── DATA FOR THE TASK ──

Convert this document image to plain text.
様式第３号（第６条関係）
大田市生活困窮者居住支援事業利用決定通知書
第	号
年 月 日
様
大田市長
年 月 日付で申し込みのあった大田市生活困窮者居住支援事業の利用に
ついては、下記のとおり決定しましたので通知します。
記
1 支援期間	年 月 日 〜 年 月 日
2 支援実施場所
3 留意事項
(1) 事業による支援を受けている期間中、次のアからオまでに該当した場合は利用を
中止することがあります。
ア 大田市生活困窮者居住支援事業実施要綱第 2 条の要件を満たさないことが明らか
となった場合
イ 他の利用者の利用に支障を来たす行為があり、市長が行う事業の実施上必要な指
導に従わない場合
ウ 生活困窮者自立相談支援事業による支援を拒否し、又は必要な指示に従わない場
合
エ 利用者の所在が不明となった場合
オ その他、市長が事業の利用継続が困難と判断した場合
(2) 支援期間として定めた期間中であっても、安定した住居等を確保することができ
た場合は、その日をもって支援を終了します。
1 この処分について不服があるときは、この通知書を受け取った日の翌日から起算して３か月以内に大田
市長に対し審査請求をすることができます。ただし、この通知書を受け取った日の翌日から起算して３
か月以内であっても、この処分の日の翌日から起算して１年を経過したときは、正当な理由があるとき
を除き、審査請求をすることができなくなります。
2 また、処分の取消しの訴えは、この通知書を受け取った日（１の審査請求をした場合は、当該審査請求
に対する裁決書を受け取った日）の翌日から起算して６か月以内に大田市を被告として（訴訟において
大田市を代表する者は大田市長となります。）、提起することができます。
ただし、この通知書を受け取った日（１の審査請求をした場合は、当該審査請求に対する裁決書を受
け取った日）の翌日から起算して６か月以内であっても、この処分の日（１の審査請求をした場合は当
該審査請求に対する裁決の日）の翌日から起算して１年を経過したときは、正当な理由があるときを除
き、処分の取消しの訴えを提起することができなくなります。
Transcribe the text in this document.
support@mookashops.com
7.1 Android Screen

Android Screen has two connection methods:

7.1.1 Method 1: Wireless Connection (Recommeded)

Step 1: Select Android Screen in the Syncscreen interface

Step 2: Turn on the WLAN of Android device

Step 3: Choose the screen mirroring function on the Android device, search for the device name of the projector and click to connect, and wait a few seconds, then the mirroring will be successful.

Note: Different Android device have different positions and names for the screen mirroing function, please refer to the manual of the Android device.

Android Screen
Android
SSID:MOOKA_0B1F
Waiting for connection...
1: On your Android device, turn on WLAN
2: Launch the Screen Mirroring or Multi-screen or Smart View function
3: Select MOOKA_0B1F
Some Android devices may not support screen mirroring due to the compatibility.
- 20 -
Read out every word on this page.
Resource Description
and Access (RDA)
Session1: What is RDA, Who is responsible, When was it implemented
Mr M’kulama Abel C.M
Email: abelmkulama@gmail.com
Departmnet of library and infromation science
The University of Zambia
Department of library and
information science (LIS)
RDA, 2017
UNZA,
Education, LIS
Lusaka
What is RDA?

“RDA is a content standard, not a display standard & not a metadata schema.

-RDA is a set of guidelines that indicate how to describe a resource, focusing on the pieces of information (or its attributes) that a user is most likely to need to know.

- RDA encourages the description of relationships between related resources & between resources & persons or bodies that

───

__GIVEN TASK__: Every line above needs to be retyped exactly.

__CORRECT RESPONSE__:
Convert this document image to plain text.
様式第３号（第６条関係）
大田市生活困窮者居住支援事業利用決定通知書
第	号
年 月 日
様
大田市長
年 月 日付で申し込みのあった大田市生活困窮者居住支援事業の利用に
ついては、下記のとおり決定しましたので通知します。
記
1 支援期間	年 月 日 〜 年 月 日
2 支援実施場所
3 留意事項
(1) 事業による支援を受けている期間中、次のアからオまでに該当した場合は利用を
中止することがあります。
ア 大田市生活困窮者居住支援事業実施要綱第 2 条の要件を満たさないことが明らか
となった場合
イ 他の利用者の利用に支障を来たす行為があり、市長が行う事業の実施上必要な指
導に従わない場合
ウ 生活困窮者自立相談支援事業による支援を拒否し、又は必要な指示に従わない場
合
エ 利用者の所在が不明となった場合
オ その他、市長が事業の利用継続が困難と判断した場合
(2) 支援期間として定めた期間中であっても、安定した住居等を確保することができ
た場合は、その日をもって支援を終了します。
1 この処分について不服があるときは、この通知書を受け取った日の翌日から起算して３か月以内に大田
市長に対し審査請求をすることができます。ただし、この通知書を受け取った日の翌日から起算して３
か月以内であっても、この処分の日の翌日から起算して１年を経過したときは、正当な理由があるとき
を除き、審査請求をすることができなくなります。
2 また、処分の取消しの訴えは、この通知書を受け取った日（１の審査請求をした場合は、当該審査請求
に対する裁決書を受け取った日）の翌日から起算して６か月以内に大田市を被告として（訴訟において
大田市を代表する者は大田市長となります。）、提起することができます。
ただし、この通知書を受け取った日（１の審査請求をした場合は、当該審査請求に対する裁決書を受
け取った日）の翌日から起算して６か月以内であっても、この処分の日（１の審査請求をした場合は当
該審査請求に対する裁決の日）の翌日から起算して１年を経過したときは、正当な理由があるときを除
き、処分の取消しの訴えを提起することができなくなります。
Transcribe the text in this document.
support@mookashops.com
7.1 Android Screen

Android Screen has two connection methods:

7.1.1 Method 1: Wireless Connection (Recommeded)

Step 1: Select Android Screen in the Syncscreen interface

Step 2: Turn on the WLAN of Android device

Step 3: Choose the screen mirroring function on the Android device, search for the device name of the projector and click to connect, and wait a few seconds, then the mirroring will be successful.

Note: Different Android device have different positions and names for the screen mirroing function, please refer to the manual of the Android device.

Android Screen
Android
SSID:MOOKA_0B1F
Waiting for connection...
1: On your Android device, turn on WLAN
2: Launch the Screen Mirroring or Multi-screen or Smart View function
3: Select MOOKA_0B1F
Some Android devices may not support screen mirroring due to the compatibility.
- 20 -
Read out every word on this page.
Resource Description
and Access (RDA)
Session1: What is RDA, Who is responsible, When was it implemented
Mr M’kulama Abel C.M
Email: abelmkulama@gmail.com
Departmnet of library and infromation science
The University of Zambia
Department of library and
information science (LIS)
RDA, 2017
UNZA,
Education, LIS
Lusaka
What is RDA?

“RDA is a content standard, not a display standard & not a metadata schema.

-RDA is a set of guidelines that indicate how to describe a resource, focusing on the pieces of information (or its attributes) that a user is most likely to need to know.

- RDA encourages the description of relationships between related resources & between resources & persons or bodies that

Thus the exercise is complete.